**PROBLEM REQUIREMENTS:**
Every entry below must be repeated exactly; skip the pictures.
-- Begin THE INPUT --
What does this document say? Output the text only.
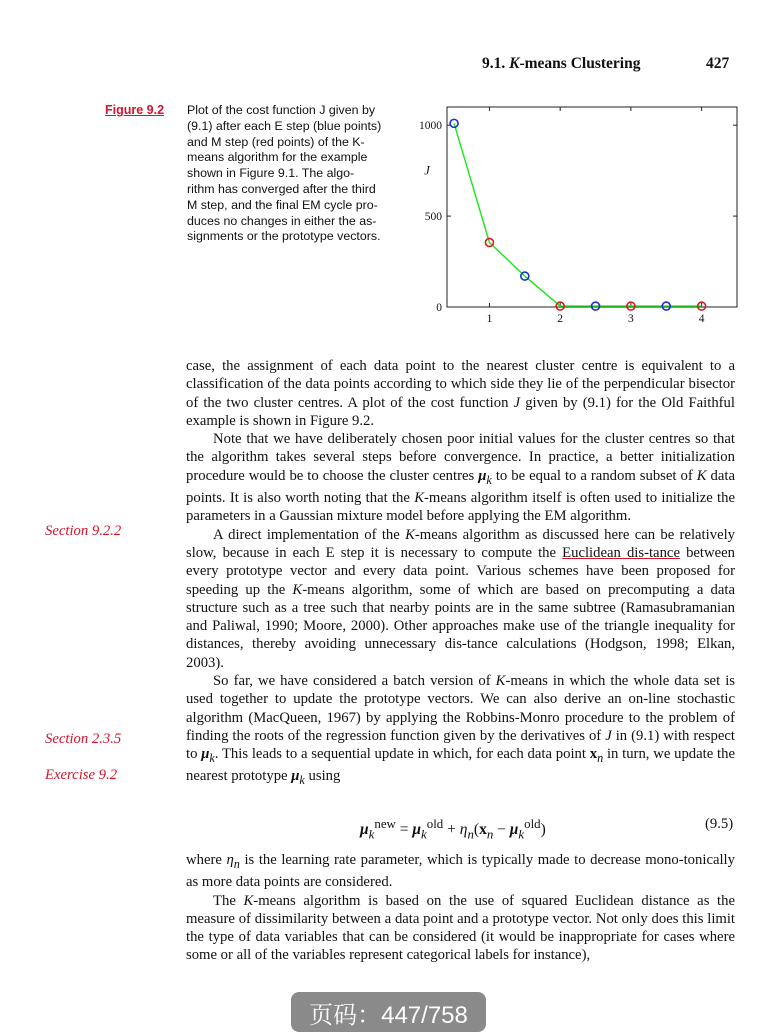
9.1. K-means Clustering	427
Figure 9.2 Plot of the cost function J given by
(9.1) after each E step (blue points)
and M step (red points) of the K-
means algorithm for the example
shown in Figure 9.1. The algo-
rithm has converged after the third
M step, and the final EM cycle pro-
duces no changes in either the as-
signments or the prototype vectors.
0
500
1000
1	2	3	4
J

case, the assignment of each data point to the nearest cluster centre is equivalent to a classification of the data points according to which side they lie of the perpendicular bisector of the two cluster centres. A plot of the cost function J given by (9.1) for the Old Faithful example is shown in Figure 9.2.

Note that we have deliberately chosen poor initial values for the cluster centres so that the algorithm takes several steps before convergence. In practice, a better initialization procedure would be to choose the cluster centres $\mu_k$ to be equal to a random subset of K data points. It is also worth noting that the K-means algorithm itself is often used to initialize the parameters in a Gaussian mixture model before applying the EM algorithm.

A direct implementation of the K-means algorithm as discussed here can be relatively slow, because in each E step it is necessary to compute the Euclidean dis-tance between every prototype vector and every data point. Various schemes have been proposed for speeding up the K-means algorithm, some of which are based on precomputing a data structure such as a tree such that nearby points are in the same subtree (Ramasubramanian and Paliwal, 1990; Moore, 2000). Other approaches make use of the triangle inequality for distances, thereby avoiding unnecessary dis-tance calculations (Hodgson, 1998; Elkan, 2003).

So far, we have considered a batch version of K-means in which the whole data set is used together to update the prototype vectors. We can also derive an on-line stochastic algorithm (MacQueen, 1967) by applying the Robbins-Monro procedure to the problem of finding the roots of the regression function given by the derivatives of J in (9.1) with respect to $\mu_k$. This leads to a sequential update in which, for each data point $x_n$ in turn, we update the nearest prototype $\mu_k$ using

$\mu_k^{new} = \mu_k^{old} + \eta_n(x_n - \mu_k^{old})$	(9.5)

where $\eta_n$ is the learning rate parameter, which is typically made to decrease mono-tonically as more data points are considered.

The K-means algorithm is based on the use of squared Euclidean distance as the measure of dissimilarity between a data point and a prototype vector. Not only does this limit the type of data variables that can be considered (it would be inappropriate for cases where some or all of the variables represent categorical labels for instance),

Section 9.2.2
Section 2.3.5
Exercise 9.2
页码：447/758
-- End THE INPUT --
**REPLY:**
What does this document say? Output the text only.
9.1. K-means Clustering	427
Figure 9.2 Plot of the cost function J given by
(9.1) after each E step (blue points)
and M step (red points) of the K-
means algorithm for the example
shown in Figure 9.1. The algo-
rithm has converged after the third
M step, and the final EM cycle pro-
duces no changes in either the as-
signments or the prototype vectors.
0
500
1000
1	2	3	4
J

case, the assignment of each data point to the nearest cluster centre is equivalent to a classification of the data points according to which side they lie of the perpendicular bisector of the two cluster centres. A plot of the cost function J given by (9.1) for the Old Faithful example is shown in Figure 9.2.

Note that we have deliberately chosen poor initial values for the cluster centres so that the algorithm takes several steps before convergence. In practice, a better initialization procedure would be to choose the cluster centres $\mu_k$ to be equal to a random subset of K data points. It is also worth noting that the K-means algorithm itself is often used to initialize the parameters in a Gaussian mixture model before applying the EM algorithm.

A direct implementation of the K-means algorithm as discussed here can be relatively slow, because in each E step it is necessary to compute the Euclidean dis-tance between every prototype vector and every data point. Various schemes have been proposed for speeding up the K-means algorithm, some of which are based on precomputing a data structure such as a tree such that nearby points are in the same subtree (Ramasubramanian and Paliwal, 1990; Moore, 2000). Other approaches make use of the triangle inequality for distances, thereby avoiding unnecessary dis-tance calculations (Hodgson, 1998; Elkan, 2003).

So far, we have considered a batch version of K-means in which the whole data set is used together to update the prototype vectors. We can also derive an on-line stochastic algorithm (MacQueen, 1967) by applying the Robbins-Monro procedure to the problem of finding the roots of the regression function given by the derivatives of J in (9.1) with respect to $\mu_k$. This leads to a sequential update in which, for each data point $x_n$ in turn, we update the nearest prototype $\mu_k$ using

$\mu_k^{new} = \mu_k^{old} + \eta_n(x_n - \mu_k^{old})$	(9.5)

where $\eta_n$ is the learning rate parameter, which is typically made to decrease mono-tonically as more data points are considered.

The K-means algorithm is based on the use of squared Euclidean distance as the measure of dissimilarity between a data point and a prototype vector. Not only does this limit the type of data variables that can be considered (it would be inappropriate for cases where some or all of the variables represent categorical labels for instance),

Section 9.2.2
Section 2.3.5
Exercise 9.2
页码：447/758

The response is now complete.